Goal: Copy every line that mentions the word "text".

* * * * *

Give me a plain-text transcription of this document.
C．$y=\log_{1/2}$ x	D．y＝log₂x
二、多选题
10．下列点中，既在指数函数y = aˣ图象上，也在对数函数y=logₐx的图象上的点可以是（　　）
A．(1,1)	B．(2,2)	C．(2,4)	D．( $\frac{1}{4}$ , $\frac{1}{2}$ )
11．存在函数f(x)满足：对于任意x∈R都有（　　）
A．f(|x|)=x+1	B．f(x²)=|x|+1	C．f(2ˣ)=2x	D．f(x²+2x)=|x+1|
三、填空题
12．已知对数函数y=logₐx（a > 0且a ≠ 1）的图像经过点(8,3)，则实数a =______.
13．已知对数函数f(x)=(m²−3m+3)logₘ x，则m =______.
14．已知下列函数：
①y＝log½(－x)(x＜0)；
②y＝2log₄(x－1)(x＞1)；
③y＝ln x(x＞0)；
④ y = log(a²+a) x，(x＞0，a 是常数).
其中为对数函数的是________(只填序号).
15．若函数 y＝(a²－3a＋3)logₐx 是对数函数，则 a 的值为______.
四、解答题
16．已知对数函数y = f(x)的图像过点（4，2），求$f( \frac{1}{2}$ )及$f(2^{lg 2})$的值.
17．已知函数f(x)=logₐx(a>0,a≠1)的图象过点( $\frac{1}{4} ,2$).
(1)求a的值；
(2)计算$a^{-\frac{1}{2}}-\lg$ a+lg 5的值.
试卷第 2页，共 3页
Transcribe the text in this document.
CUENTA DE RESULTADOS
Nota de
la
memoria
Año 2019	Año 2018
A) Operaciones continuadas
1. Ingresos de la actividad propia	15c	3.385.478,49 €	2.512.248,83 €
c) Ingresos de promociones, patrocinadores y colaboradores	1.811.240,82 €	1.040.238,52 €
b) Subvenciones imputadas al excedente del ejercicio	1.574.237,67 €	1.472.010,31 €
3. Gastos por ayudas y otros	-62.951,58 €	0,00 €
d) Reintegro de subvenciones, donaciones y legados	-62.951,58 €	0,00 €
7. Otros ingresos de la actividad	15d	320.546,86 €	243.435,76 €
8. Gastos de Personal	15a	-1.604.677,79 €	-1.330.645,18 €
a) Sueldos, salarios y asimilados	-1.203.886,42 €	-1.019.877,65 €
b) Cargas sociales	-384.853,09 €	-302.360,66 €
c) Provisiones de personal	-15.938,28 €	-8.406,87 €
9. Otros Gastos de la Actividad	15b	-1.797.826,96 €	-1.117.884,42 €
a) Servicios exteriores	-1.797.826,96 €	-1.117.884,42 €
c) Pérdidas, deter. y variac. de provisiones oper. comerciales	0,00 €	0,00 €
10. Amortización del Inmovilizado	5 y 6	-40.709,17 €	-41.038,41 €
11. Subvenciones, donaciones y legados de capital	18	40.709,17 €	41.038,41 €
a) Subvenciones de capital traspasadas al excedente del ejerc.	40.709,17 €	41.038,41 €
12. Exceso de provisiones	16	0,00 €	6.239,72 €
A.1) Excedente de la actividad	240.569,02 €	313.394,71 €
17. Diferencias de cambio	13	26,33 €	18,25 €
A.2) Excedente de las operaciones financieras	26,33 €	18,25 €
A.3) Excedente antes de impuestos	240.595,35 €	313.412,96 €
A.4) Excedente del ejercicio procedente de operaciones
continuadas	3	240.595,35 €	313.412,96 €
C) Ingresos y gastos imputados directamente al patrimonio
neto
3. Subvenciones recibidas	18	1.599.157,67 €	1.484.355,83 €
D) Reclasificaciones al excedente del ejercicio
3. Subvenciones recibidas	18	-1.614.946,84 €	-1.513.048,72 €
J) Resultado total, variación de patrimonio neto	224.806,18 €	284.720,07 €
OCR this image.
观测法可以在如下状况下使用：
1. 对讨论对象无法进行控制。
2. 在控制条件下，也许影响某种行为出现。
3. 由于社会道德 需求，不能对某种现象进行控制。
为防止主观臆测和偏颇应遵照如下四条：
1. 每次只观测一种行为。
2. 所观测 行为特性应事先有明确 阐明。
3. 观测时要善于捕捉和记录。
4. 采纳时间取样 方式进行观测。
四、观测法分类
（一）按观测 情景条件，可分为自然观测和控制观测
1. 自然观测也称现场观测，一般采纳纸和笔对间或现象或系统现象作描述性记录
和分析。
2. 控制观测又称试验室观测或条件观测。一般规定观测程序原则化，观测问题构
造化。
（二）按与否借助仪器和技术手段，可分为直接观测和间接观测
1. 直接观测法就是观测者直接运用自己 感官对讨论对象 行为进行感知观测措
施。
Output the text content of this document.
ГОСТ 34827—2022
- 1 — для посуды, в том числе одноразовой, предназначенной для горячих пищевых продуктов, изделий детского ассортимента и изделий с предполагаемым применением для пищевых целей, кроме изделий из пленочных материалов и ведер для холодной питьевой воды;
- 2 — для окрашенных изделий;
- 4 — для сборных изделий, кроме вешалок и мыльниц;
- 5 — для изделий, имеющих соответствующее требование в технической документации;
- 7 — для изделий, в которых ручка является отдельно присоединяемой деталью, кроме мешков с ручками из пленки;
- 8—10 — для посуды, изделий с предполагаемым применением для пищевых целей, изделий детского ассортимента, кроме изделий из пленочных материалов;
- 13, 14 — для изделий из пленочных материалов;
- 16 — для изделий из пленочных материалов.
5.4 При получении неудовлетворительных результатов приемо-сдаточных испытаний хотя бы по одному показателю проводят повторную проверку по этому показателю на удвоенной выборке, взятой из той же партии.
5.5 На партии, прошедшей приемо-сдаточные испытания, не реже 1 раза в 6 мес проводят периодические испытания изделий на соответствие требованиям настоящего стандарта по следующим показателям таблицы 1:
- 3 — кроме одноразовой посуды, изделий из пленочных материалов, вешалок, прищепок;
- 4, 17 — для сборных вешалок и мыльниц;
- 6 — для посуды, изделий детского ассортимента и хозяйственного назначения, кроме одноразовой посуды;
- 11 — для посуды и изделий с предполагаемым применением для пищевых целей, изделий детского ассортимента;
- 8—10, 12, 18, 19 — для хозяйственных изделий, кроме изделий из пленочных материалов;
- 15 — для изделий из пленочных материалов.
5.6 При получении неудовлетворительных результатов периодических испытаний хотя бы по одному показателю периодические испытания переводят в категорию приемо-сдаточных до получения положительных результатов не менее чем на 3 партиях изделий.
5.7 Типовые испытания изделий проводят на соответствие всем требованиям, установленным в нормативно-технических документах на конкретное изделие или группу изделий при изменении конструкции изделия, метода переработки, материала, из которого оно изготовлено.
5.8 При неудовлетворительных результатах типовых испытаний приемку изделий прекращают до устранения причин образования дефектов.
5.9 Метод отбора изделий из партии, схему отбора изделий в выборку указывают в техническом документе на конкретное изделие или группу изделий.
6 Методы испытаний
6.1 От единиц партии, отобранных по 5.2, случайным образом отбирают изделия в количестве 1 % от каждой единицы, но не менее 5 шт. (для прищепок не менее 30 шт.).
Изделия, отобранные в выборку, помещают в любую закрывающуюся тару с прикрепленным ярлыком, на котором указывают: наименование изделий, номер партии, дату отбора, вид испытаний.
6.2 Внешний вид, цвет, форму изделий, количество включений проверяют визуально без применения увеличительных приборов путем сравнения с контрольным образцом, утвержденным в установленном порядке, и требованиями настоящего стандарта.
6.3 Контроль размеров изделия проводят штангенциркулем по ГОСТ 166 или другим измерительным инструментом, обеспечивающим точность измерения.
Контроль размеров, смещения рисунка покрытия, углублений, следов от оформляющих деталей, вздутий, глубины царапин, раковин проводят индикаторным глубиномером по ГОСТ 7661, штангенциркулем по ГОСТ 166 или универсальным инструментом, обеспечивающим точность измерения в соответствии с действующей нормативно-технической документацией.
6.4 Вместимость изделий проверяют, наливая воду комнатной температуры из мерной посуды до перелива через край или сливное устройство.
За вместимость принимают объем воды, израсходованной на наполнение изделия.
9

* * * * *

The output:
Give me a plain-text transcription of this document.
Transcribe the text in this document.
Output the text content of this document.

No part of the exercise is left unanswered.